# The problem
Give the total number of lines with the word "subject" in them, and no other words.

● ● ● ●

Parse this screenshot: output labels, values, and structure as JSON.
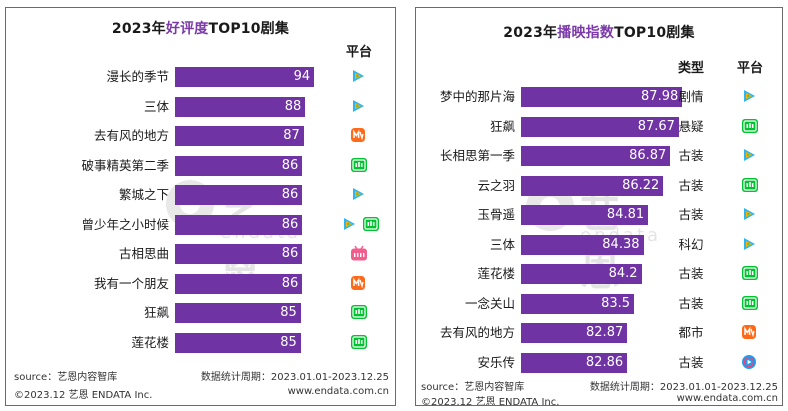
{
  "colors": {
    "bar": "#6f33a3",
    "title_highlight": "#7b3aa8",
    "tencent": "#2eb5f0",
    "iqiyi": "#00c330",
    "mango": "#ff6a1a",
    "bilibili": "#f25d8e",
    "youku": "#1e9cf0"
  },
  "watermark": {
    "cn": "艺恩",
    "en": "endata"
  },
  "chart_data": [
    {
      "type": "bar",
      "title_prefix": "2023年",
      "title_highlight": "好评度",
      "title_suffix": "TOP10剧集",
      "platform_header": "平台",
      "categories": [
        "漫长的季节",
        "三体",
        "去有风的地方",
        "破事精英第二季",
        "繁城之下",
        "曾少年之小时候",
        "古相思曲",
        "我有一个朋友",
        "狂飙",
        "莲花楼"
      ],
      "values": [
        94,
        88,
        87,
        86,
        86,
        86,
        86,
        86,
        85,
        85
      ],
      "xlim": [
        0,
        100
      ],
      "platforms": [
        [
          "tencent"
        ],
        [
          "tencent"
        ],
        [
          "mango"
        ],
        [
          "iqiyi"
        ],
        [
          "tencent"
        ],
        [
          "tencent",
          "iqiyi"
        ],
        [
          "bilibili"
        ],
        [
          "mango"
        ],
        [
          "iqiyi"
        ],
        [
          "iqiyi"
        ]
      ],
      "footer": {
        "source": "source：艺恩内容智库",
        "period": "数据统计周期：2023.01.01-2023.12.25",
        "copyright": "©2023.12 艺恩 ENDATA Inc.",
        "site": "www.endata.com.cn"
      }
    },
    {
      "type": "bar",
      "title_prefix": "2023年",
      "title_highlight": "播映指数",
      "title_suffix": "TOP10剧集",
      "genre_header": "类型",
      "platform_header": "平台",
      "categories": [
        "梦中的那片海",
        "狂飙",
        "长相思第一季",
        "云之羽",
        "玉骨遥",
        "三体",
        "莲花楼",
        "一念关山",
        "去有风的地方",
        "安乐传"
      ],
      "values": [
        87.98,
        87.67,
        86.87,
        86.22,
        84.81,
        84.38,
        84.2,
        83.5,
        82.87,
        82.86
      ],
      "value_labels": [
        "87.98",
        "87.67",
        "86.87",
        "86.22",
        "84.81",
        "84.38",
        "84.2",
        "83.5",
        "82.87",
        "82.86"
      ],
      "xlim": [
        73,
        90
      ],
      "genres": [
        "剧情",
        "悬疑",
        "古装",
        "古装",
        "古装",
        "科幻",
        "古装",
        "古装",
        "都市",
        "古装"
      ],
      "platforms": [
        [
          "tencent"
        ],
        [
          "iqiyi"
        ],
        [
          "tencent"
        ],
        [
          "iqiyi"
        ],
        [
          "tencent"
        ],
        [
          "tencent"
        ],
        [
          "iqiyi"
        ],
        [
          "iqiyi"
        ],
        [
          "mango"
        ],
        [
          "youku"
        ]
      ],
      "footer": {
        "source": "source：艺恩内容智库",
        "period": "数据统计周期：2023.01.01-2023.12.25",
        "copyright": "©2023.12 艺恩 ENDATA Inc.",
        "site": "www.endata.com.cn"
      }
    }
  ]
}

● ● ● ●

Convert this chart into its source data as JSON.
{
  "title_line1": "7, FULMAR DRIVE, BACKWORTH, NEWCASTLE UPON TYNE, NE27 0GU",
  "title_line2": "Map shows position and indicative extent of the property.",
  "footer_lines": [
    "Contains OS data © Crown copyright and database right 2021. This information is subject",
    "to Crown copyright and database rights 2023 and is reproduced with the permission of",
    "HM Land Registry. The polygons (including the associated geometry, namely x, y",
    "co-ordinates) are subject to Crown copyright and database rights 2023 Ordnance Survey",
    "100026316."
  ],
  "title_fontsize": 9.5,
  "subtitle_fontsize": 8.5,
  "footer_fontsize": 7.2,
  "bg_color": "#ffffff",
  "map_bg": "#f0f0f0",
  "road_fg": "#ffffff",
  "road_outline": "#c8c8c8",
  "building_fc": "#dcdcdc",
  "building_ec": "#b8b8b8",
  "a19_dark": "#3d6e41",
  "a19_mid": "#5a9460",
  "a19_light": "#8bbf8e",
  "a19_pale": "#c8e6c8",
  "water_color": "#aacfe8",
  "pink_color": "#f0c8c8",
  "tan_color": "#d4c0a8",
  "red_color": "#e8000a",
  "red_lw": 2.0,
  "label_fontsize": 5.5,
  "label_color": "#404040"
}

● ● ● ●

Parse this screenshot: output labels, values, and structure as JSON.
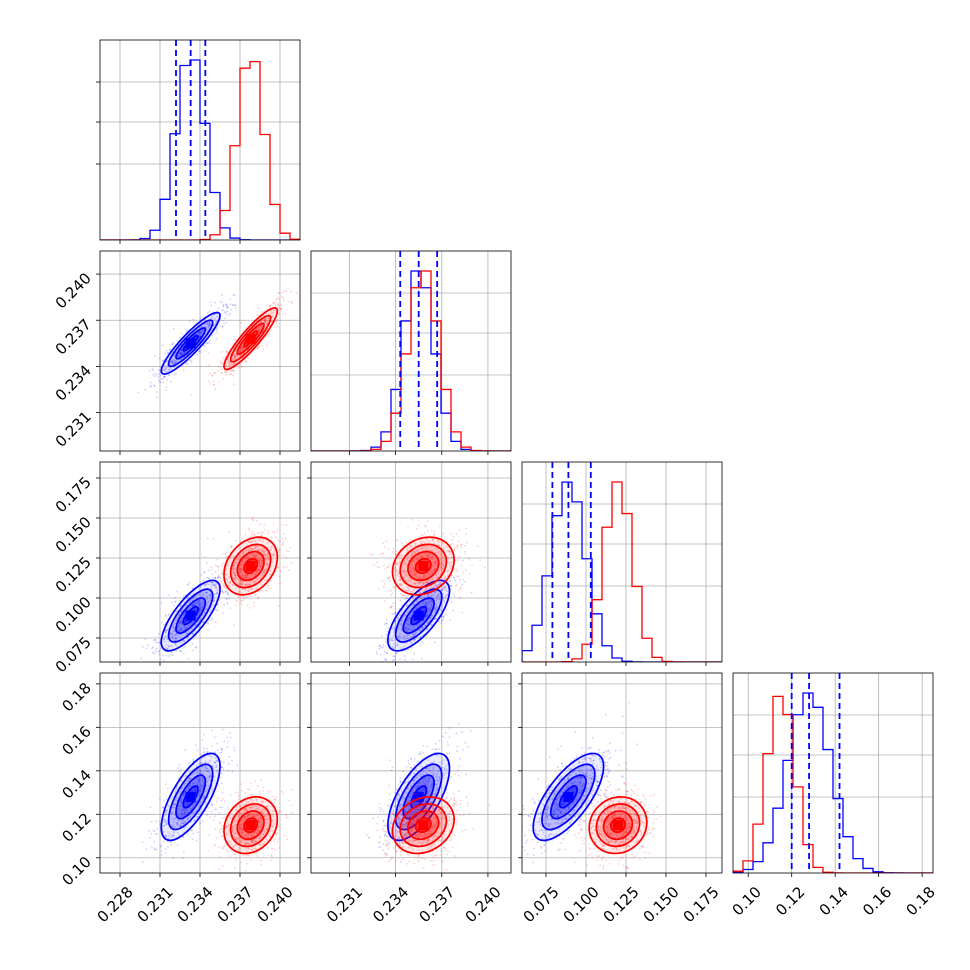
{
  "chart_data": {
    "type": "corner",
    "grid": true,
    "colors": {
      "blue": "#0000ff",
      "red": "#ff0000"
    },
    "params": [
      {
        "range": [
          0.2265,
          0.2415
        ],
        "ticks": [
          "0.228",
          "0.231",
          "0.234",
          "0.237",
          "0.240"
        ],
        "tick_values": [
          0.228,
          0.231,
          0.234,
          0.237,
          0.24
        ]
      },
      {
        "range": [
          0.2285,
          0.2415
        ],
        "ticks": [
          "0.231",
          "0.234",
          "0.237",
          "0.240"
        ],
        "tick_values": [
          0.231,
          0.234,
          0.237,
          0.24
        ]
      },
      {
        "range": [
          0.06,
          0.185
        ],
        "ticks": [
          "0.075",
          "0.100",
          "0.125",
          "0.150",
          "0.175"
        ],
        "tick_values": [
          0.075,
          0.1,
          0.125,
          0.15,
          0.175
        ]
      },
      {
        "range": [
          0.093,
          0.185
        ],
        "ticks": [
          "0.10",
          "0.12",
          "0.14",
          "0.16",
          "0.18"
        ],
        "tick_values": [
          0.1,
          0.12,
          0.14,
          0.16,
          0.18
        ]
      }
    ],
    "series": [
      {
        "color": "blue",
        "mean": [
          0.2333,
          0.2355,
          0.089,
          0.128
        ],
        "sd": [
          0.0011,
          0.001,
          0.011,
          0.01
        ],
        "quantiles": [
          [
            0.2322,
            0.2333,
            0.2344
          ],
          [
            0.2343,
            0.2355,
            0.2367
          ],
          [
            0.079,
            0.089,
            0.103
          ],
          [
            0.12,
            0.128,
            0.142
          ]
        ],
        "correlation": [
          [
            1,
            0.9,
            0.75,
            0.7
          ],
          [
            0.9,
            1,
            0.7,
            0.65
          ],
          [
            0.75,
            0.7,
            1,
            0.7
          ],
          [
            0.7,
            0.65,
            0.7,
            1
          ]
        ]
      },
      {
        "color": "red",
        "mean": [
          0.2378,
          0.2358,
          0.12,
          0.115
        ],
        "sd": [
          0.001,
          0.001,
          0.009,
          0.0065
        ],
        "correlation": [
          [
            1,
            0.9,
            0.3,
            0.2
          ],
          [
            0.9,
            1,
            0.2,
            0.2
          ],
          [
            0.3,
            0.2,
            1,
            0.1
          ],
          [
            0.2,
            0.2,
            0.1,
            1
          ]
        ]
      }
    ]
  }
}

● ● ● ●

# Task answer
2